§ DIRECTIONS
Find every line with "Studies" in it, then report how many there are and nothing more.
◇ ◇ ◇ ◇ ◇
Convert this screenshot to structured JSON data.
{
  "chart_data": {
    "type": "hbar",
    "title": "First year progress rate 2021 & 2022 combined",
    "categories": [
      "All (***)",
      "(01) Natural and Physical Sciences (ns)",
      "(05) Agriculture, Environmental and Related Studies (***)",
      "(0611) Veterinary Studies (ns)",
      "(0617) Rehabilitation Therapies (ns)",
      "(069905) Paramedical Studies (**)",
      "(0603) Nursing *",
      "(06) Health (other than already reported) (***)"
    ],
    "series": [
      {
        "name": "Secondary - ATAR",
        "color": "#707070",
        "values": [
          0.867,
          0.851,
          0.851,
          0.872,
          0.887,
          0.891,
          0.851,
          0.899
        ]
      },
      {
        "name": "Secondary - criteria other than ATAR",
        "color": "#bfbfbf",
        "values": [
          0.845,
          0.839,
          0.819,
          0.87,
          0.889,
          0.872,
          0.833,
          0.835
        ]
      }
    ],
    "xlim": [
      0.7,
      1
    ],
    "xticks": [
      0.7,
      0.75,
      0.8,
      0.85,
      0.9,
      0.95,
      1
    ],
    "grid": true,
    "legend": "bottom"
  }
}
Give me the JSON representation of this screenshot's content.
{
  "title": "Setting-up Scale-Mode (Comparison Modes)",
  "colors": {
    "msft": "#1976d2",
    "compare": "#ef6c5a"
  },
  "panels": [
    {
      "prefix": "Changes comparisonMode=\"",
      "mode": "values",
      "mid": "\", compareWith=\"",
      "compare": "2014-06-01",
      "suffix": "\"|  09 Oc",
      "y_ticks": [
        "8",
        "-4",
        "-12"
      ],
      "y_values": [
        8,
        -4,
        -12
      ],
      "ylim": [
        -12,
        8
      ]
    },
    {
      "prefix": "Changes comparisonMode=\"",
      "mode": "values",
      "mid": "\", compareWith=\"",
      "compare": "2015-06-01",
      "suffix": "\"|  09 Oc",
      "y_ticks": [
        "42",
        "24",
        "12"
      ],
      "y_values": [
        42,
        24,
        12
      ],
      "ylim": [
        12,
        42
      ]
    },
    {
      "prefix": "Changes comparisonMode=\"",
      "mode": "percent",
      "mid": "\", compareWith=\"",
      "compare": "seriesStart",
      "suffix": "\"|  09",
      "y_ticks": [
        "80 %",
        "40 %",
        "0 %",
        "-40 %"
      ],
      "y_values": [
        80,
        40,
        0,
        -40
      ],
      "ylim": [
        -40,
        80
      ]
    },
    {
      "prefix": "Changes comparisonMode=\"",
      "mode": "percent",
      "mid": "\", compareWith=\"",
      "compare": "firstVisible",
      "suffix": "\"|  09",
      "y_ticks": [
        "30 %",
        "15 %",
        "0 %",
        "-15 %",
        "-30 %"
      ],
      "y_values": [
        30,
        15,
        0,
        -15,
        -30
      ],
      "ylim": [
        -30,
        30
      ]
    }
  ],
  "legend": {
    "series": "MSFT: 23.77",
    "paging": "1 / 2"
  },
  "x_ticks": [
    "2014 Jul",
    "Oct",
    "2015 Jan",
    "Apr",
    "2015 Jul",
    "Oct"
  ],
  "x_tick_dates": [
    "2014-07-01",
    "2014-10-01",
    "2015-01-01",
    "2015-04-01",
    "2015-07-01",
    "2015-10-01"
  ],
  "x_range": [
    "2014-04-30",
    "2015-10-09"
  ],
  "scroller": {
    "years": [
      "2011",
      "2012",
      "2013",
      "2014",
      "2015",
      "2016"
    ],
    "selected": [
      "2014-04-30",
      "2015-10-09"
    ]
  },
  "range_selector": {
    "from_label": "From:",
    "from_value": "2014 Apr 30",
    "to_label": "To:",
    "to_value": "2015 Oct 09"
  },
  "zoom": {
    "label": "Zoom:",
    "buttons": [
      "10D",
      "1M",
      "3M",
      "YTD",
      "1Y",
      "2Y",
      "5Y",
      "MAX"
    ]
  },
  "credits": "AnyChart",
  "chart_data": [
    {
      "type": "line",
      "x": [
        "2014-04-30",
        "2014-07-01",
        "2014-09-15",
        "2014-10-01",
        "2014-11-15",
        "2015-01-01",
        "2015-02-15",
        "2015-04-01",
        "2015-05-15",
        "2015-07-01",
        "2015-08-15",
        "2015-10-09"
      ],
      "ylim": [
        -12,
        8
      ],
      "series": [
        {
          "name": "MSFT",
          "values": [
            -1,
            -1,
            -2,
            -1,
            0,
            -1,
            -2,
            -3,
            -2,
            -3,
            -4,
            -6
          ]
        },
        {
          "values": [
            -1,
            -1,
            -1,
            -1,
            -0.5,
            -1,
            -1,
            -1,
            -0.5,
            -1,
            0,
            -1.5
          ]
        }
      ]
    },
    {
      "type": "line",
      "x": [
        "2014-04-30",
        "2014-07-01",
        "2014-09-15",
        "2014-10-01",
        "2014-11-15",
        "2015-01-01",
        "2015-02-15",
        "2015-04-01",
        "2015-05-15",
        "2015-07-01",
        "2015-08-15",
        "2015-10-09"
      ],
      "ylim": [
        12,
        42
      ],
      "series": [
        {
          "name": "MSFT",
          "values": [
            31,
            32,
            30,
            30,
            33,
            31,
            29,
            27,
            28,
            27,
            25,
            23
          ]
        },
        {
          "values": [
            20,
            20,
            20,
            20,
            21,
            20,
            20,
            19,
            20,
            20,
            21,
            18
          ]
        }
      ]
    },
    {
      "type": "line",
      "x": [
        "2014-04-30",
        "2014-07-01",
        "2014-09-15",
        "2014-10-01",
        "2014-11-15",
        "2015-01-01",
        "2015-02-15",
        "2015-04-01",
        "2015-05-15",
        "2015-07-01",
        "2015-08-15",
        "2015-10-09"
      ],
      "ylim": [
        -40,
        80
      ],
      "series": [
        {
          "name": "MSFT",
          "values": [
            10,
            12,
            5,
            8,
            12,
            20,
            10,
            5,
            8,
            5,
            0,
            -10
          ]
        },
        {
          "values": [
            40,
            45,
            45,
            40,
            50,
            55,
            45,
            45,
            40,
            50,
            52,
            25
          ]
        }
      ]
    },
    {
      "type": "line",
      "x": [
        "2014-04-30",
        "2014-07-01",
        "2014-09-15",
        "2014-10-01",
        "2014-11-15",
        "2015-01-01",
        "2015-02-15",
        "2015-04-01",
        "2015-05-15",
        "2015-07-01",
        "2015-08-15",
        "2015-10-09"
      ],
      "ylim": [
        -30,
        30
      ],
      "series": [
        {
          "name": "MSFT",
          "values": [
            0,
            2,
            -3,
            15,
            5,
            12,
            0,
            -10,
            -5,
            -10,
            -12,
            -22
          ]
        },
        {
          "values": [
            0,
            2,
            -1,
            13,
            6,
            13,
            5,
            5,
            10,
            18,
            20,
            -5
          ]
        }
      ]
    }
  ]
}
◇ ◇ ◇ ◇ ◇
§ SOLVED PROBLEM
3